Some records

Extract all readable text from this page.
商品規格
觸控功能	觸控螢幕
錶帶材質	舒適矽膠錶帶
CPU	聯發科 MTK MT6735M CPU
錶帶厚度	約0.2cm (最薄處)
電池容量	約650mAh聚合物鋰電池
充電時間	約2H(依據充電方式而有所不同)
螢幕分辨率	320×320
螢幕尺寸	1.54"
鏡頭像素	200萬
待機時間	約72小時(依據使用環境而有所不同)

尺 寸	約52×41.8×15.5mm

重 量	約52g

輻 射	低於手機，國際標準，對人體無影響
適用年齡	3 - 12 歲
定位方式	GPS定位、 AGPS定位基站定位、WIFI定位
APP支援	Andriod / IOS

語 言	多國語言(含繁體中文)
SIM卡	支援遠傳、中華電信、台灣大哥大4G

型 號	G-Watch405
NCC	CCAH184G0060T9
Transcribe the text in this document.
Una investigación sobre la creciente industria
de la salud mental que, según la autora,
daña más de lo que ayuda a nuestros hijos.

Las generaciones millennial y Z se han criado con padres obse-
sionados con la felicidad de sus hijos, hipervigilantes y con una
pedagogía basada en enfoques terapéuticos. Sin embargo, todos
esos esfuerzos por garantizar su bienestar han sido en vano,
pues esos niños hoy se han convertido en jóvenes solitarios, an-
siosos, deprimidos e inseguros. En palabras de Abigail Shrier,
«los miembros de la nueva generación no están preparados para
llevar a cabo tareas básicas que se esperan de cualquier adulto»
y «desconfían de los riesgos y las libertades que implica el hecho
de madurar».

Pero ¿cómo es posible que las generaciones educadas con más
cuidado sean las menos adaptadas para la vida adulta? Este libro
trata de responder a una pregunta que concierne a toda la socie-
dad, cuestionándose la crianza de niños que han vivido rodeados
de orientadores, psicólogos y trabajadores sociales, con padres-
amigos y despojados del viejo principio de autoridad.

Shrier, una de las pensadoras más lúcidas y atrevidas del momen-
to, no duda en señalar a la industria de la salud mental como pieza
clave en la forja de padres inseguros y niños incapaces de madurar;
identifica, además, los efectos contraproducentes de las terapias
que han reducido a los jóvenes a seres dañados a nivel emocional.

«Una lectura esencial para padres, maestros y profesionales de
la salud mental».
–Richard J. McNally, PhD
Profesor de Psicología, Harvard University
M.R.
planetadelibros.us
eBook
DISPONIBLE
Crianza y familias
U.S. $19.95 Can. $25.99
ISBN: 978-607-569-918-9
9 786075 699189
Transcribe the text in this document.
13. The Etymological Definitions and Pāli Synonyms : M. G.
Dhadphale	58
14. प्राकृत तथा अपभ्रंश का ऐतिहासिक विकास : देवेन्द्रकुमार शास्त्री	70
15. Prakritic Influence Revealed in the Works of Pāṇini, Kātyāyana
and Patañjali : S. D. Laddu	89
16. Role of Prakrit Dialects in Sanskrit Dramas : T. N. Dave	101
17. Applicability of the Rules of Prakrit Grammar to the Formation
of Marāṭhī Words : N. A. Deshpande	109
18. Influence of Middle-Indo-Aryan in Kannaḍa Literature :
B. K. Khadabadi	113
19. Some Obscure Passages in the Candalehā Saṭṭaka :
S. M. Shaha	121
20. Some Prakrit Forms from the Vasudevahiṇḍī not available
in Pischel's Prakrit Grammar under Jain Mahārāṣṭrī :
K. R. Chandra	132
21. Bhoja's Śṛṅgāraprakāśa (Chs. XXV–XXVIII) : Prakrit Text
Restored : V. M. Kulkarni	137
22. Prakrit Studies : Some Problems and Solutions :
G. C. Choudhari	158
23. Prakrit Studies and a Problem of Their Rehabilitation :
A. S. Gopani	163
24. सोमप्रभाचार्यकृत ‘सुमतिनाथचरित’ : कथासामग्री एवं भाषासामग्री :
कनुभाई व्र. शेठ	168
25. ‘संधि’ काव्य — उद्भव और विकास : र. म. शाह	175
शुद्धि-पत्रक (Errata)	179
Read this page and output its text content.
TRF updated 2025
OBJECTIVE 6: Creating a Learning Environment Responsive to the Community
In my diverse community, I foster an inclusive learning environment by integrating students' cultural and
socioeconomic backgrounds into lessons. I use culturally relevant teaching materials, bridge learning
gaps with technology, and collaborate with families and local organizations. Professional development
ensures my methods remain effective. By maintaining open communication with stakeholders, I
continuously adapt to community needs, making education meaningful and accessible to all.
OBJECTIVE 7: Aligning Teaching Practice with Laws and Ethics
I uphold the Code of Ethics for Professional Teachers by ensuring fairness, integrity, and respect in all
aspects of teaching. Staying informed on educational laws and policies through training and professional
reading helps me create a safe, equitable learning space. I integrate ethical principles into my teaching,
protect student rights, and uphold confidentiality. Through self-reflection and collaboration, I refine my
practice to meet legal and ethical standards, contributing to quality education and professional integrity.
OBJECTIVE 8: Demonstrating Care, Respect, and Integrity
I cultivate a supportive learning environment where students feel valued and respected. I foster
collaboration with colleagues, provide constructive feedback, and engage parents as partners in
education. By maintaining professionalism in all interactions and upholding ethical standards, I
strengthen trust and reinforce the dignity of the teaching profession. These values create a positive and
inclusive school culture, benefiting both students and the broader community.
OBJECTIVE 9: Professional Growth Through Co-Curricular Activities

Problem details ▸
Transcribe all of the lines in the records precisely.

Solved exercise ▸
Extract all readable text from this page.
商品規格
觸控功能	觸控螢幕
錶帶材質	舒適矽膠錶帶
CPU	聯發科 MTK MT6735M CPU
錶帶厚度	約0.2cm (最薄處)
電池容量	約650mAh聚合物鋰電池
充電時間	約2H(依據充電方式而有所不同)
螢幕分辨率	320×320
螢幕尺寸	1.54"
鏡頭像素	200萬
待機時間	約72小時(依據使用環境而有所不同)

尺 寸	約52×41.8×15.5mm

重 量	約52g

輻 射	低於手機，國際標準，對人體無影響
適用年齡	3 - 12 歲
定位方式	GPS定位、 AGPS定位基站定位、WIFI定位
APP支援	Andriod / IOS

語 言	多國語言(含繁體中文)
SIM卡	支援遠傳、中華電信、台灣大哥大4G

型 號	G-Watch405
NCC	CCAH184G0060T9
Transcribe the text in this document.
Una investigación sobre la creciente industria
de la salud mental que, según la autora,
daña más de lo que ayuda a nuestros hijos.

Las generaciones millennial y Z se han criado con padres obse-
sionados con la felicidad de sus hijos, hipervigilantes y con una
pedagogía basada en enfoques terapéuticos. Sin embargo, todos
esos esfuerzos por garantizar su bienestar han sido en vano,
pues esos niños hoy se han convertido en jóvenes solitarios, an-
siosos, deprimidos e inseguros. En palabras de Abigail Shrier,
«los miembros de la nueva generación no están preparados para
llevar a cabo tareas básicas que se esperan de cualquier adulto»
y «desconfían de los riesgos y las libertades que implica el hecho
de madurar».

Pero ¿cómo es posible que las generaciones educadas con más
cuidado sean las menos adaptadas para la vida adulta? Este libro
trata de responder a una pregunta que concierne a toda la socie-
dad, cuestionándose la crianza de niños que han vivido rodeados
de orientadores, psicólogos y trabajadores sociales, con padres-
amigos y despojados del viejo principio de autoridad.

Shrier, una de las pensadoras más lúcidas y atrevidas del momen-
to, no duda en señalar a la industria de la salud mental como pieza
clave en la forja de padres inseguros y niños incapaces de madurar;
identifica, además, los efectos contraproducentes de las terapias
que han reducido a los jóvenes a seres dañados a nivel emocional.

«Una lectura esencial para padres, maestros y profesionales de
la salud mental».
–Richard J. McNally, PhD
Profesor de Psicología, Harvard University
M.R.
planetadelibros.us
eBook
DISPONIBLE
Crianza y familias
U.S. $19.95 Can. $25.99
ISBN: 978-607-569-918-9
9 786075 699189
Transcribe the text in this document.
13. The Etymological Definitions and Pāli Synonyms : M. G.
Dhadphale	58
14. प्राकृत तथा अपभ्रंश का ऐतिहासिक विकास : देवेन्द्रकुमार शास्त्री	70
15. Prakritic Influence Revealed in the Works of Pāṇini, Kātyāyana
and Patañjali : S. D. Laddu	89
16. Role of Prakrit Dialects in Sanskrit Dramas : T. N. Dave	101
17. Applicability of the Rules of Prakrit Grammar to the Formation
of Marāṭhī Words : N. A. Deshpande	109
18. Influence of Middle-Indo-Aryan in Kannaḍa Literature :
B. K. Khadabadi	113
19. Some Obscure Passages in the Candalehā Saṭṭaka :
S. M. Shaha	121
20. Some Prakrit Forms from the Vasudevahiṇḍī not available
in Pischel's Prakrit Grammar under Jain Mahārāṣṭrī :
K. R. Chandra	132
21. Bhoja's Śṛṅgāraprakāśa (Chs. XXV–XXVIII) : Prakrit Text
Restored : V. M. Kulkarni	137
22. Prakrit Studies : Some Problems and Solutions :
G. C. Choudhari	158
23. Prakrit Studies and a Problem of Their Rehabilitation :
A. S. Gopani	163
24. सोमप्रभाचार्यकृत ‘सुमतिनाथचरित’ : कथासामग्री एवं भाषासामग्री :
कनुभाई व्र. शेठ	168
25. ‘संधि’ काव्य — उद्भव और विकास : र. म. शाह	175
शुद्धि-पत्रक (Errata)	179
Read this page and output its text content.
TRF updated 2025
OBJECTIVE 6: Creating a Learning Environment Responsive to the Community
In my diverse community, I foster an inclusive learning environment by integrating students' cultural and
socioeconomic backgrounds into lessons. I use culturally relevant teaching materials, bridge learning
gaps with technology, and collaborate with families and local organizations. Professional development
ensures my methods remain effective. By maintaining open communication with stakeholders, I
continuously adapt to community needs, making education meaningful and accessible to all.
OBJECTIVE 7: Aligning Teaching Practice with Laws and Ethics
I uphold the Code of Ethics for Professional Teachers by ensuring fairness, integrity, and respect in all
aspects of teaching. Staying informed on educational laws and policies through training and professional
reading helps me create a safe, equitable learning space. I integrate ethical principles into my teaching,
protect student rights, and uphold confidentiality. Through self-reflection and collaboration, I refine my
practice to meet legal and ethical standards, contributing to quality education and professional integrity.
OBJECTIVE 8: Demonstrating Care, Respect, and Integrity
I cultivate a supportive learning environment where students feel valued and respected. I foster
collaboration with colleagues, provide constructive feedback, and engage parents as partners in
education. By maintaining professionalism in all interactions and upholding ethical standards, I
strengthen trust and reinforce the dignity of the teaching profession. These values create a positive and
inclusive school culture, benefiting both students and the broader community.
OBJECTIVE 9: Professional Growth Through Co-Curricular Activities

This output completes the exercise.